Scan the listing below and copy every line holding "CLOSE".

##### RECORDS FOR THIS TASK #####

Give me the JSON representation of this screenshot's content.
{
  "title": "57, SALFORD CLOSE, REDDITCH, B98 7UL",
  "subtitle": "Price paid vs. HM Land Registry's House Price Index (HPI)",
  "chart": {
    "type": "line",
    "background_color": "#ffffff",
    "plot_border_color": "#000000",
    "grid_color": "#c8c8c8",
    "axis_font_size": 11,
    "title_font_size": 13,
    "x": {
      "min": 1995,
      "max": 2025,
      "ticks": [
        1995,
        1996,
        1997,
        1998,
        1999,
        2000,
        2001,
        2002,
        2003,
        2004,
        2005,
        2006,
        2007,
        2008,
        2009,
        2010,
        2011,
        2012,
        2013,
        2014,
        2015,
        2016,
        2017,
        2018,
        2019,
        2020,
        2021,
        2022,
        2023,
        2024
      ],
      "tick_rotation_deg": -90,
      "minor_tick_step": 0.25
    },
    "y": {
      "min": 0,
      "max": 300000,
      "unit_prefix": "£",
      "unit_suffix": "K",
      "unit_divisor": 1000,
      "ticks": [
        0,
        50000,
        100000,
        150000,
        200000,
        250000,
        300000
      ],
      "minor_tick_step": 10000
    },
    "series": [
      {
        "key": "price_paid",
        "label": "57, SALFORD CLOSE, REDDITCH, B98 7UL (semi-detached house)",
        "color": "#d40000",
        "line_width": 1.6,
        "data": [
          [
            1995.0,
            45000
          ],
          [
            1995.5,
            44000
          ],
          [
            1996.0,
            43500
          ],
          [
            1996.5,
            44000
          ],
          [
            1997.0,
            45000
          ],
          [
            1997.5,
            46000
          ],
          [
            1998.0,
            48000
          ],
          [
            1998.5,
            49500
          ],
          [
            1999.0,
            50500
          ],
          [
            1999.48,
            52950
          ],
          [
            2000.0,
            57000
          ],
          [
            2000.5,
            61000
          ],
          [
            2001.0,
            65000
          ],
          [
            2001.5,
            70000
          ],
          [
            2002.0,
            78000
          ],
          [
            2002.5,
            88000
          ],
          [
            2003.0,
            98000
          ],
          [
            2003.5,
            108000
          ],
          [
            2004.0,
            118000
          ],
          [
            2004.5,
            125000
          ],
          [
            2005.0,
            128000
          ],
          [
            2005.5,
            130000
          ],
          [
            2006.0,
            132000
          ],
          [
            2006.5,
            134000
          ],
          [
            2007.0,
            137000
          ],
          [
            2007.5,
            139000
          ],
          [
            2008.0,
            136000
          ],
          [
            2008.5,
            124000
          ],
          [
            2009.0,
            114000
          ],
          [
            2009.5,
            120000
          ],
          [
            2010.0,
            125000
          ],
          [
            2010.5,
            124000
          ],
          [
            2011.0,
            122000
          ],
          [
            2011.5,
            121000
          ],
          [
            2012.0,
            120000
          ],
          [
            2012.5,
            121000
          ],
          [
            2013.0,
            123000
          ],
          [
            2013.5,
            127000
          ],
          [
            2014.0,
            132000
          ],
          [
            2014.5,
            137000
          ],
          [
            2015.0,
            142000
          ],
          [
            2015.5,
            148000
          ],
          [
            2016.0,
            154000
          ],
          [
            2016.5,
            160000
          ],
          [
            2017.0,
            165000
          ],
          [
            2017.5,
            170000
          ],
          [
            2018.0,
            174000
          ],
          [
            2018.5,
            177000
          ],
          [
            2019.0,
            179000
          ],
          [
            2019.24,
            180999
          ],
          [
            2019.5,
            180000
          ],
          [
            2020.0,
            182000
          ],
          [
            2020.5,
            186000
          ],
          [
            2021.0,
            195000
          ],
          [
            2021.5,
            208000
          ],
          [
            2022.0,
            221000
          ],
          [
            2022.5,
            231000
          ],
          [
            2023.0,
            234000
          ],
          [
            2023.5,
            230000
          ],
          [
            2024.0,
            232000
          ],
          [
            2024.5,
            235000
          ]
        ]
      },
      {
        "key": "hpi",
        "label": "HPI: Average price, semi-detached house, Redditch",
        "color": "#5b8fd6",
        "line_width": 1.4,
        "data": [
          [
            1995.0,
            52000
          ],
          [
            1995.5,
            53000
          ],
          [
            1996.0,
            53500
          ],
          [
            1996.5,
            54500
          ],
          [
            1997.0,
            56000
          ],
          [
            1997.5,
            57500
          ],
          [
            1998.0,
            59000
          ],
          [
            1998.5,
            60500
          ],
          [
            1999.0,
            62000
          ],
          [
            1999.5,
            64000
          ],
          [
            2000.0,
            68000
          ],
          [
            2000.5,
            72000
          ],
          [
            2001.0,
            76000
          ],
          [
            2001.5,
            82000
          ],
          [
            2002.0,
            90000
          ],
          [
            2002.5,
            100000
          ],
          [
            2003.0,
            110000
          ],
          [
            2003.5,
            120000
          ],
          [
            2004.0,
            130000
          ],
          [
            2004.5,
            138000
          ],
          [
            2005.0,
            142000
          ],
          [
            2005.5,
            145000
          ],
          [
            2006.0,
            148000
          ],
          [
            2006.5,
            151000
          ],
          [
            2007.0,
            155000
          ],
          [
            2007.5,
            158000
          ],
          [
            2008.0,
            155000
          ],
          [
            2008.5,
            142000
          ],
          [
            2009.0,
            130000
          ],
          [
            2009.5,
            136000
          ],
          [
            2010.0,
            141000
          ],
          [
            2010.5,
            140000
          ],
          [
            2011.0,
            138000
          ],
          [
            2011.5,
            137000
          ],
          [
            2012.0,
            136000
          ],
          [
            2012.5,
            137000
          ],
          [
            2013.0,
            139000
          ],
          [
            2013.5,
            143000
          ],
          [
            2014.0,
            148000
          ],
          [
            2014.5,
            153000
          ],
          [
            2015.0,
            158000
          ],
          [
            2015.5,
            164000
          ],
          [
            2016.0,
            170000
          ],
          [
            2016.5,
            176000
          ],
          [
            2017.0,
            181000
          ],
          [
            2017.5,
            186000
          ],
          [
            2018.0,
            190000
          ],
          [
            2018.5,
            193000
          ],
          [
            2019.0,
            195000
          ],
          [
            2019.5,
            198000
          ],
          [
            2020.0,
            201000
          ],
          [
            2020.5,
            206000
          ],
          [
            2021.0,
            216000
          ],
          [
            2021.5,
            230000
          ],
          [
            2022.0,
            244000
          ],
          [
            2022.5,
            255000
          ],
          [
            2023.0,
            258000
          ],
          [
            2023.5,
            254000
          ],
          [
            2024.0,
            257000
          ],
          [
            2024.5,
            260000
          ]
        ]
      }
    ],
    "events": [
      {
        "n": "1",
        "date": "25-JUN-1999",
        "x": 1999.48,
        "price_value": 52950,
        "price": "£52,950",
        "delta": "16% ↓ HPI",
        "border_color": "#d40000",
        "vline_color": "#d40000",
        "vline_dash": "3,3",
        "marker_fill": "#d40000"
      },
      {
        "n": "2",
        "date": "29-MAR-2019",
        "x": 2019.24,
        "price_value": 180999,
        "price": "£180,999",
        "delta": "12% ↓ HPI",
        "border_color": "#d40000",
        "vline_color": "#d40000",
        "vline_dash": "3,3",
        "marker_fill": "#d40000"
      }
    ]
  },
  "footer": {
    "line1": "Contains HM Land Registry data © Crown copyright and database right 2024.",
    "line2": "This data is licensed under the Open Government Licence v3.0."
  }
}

#####
##### RECORDS FOR THIS TASK #####

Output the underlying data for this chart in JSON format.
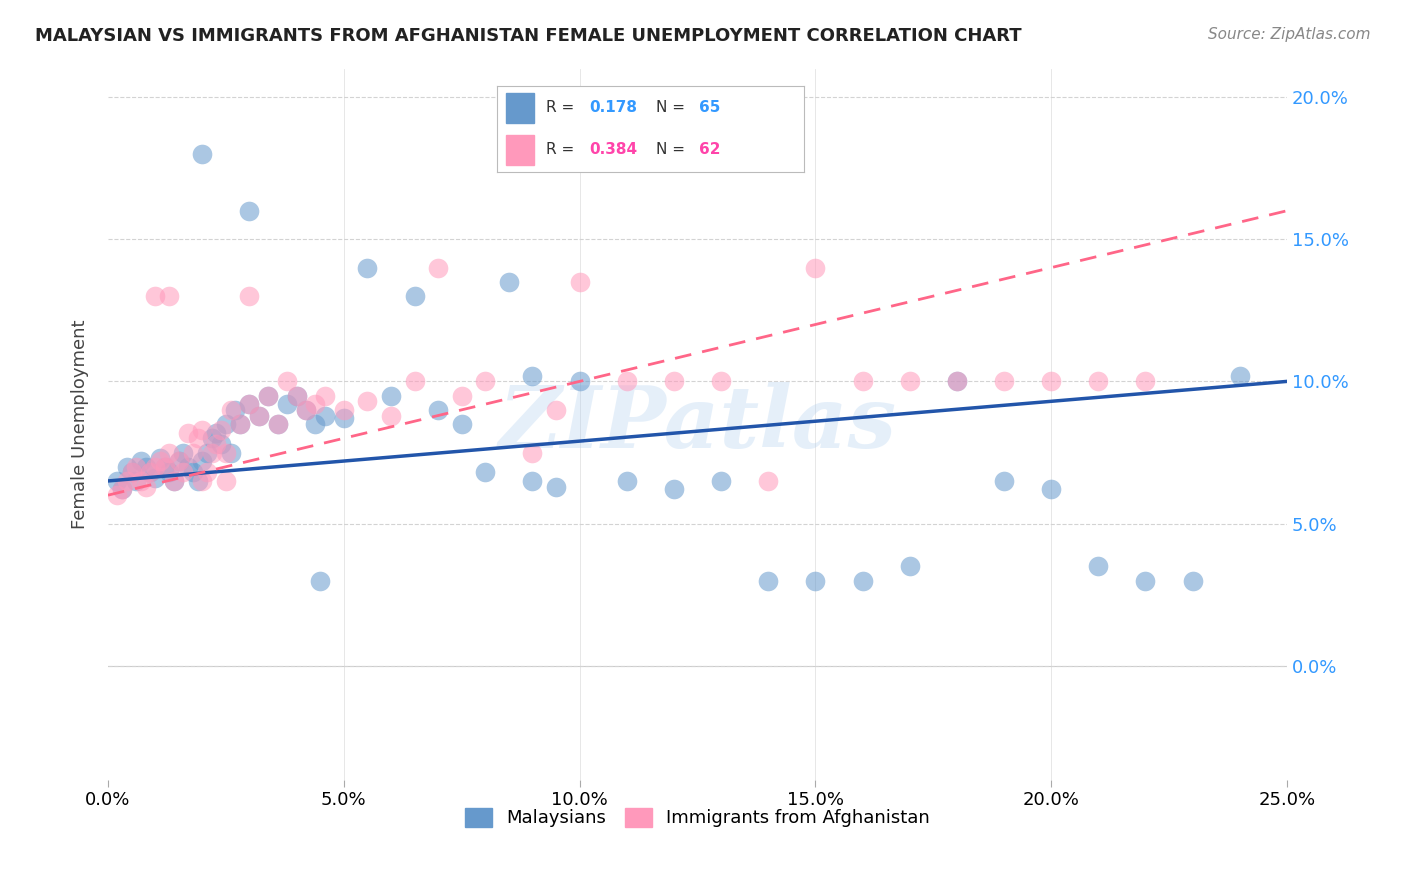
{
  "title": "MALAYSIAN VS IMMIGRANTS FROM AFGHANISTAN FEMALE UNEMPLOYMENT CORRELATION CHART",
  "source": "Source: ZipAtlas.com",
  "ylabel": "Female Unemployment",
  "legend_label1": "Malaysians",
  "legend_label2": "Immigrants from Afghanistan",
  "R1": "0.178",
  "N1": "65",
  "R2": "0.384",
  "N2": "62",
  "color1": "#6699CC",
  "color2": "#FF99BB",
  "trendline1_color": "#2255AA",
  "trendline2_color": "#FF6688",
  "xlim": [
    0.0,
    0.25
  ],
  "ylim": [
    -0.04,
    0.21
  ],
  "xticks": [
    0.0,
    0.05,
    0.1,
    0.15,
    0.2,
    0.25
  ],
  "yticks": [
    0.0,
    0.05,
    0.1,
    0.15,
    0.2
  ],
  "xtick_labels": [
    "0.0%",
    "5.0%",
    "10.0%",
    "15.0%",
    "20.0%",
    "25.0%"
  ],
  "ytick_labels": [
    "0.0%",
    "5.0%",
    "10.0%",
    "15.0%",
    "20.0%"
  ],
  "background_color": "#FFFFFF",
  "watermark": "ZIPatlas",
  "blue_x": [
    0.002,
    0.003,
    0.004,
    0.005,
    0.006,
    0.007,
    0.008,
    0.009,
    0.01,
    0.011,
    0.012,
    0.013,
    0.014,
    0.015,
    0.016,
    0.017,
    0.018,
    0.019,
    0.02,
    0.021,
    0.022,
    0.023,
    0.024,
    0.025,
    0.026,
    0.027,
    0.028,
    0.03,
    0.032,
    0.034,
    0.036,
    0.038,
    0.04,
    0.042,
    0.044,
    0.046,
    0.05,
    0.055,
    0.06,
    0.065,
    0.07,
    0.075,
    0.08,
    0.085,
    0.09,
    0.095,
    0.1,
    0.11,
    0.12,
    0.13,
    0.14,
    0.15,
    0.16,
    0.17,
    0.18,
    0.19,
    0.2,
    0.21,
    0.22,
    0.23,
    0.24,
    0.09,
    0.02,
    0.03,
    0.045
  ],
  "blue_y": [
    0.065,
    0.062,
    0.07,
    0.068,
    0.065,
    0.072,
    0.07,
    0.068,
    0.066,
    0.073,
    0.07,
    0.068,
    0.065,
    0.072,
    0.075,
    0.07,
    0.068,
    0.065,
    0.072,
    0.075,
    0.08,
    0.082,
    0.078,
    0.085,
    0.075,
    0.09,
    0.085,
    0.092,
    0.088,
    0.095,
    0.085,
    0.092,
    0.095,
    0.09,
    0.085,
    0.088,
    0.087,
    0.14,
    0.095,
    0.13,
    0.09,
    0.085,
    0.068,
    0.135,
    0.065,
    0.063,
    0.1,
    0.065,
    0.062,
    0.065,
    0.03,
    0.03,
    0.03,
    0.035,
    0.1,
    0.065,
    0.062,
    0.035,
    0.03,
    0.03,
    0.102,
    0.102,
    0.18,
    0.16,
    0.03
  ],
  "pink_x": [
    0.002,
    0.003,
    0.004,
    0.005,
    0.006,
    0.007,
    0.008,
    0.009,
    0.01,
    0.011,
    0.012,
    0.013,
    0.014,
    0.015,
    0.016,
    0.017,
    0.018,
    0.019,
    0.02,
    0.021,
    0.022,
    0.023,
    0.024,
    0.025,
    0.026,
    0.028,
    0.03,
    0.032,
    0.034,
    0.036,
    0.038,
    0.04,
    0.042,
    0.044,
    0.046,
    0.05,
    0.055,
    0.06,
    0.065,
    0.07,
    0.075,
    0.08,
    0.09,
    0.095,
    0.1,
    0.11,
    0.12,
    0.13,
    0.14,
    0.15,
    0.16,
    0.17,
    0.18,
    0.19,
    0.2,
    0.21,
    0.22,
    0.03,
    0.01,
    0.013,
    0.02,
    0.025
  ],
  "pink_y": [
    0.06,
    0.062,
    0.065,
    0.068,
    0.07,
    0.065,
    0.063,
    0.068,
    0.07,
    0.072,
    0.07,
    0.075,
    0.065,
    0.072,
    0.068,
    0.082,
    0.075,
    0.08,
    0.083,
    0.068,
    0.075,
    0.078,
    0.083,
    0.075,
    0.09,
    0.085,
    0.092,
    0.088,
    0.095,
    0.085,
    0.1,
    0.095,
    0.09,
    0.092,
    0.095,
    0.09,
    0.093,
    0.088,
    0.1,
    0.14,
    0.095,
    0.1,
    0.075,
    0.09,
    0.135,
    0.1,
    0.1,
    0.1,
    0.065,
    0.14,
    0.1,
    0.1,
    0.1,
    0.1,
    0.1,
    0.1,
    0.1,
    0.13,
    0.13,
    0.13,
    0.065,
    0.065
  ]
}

#####

EXERCISE SOLUTION:
  "title": "57, SALFORD CLOSE, REDDITCH, B98 7UL",
        "label": "57, SALFORD CLOSE, REDDITCH, B98 7UL (semi-detached house)",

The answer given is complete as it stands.